◆ **Exercise directions**
Identify the lines in the data below that contain "quadra" and give only how many there are.

◆ **Data extract**
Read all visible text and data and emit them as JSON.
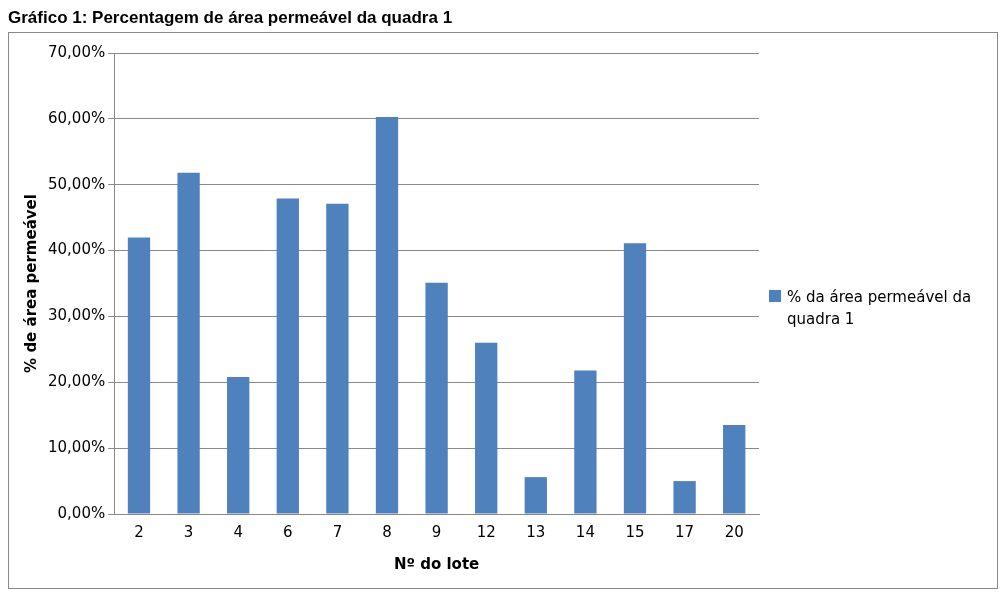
{
  "chart_data": {
    "type": "bar",
    "title": "Gráfico 1: Percentagem de área permeável da quadra 1",
    "xlabel": "Nº do lote",
    "ylabel": "% de área permeável",
    "categories": [
      "2",
      "3",
      "4",
      "6",
      "7",
      "8",
      "9",
      "12",
      "13",
      "14",
      "15",
      "17",
      "20"
    ],
    "series": [
      {
        "name": "% da área permeável da quadra 1",
        "color": "#4f81bd",
        "values": [
          42.0,
          51.8,
          20.8,
          47.9,
          47.1,
          60.3,
          35.1,
          26.0,
          5.6,
          21.8,
          41.1,
          5.0,
          13.5
        ]
      }
    ],
    "ylim": [
      0,
      70
    ],
    "yticks": [
      {
        "value": 0,
        "label": "0,00%"
      },
      {
        "value": 10,
        "label": "10,00%"
      },
      {
        "value": 20,
        "label": "20,00%"
      },
      {
        "value": 30,
        "label": "30,00%"
      },
      {
        "value": 40,
        "label": "40,00%"
      },
      {
        "value": 50,
        "label": "50,00%"
      },
      {
        "value": 60,
        "label": "60,00%"
      },
      {
        "value": 70,
        "label": "70,00%"
      }
    ],
    "grid": "y",
    "legend": "right"
  }
}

◆ **Worked solution**
2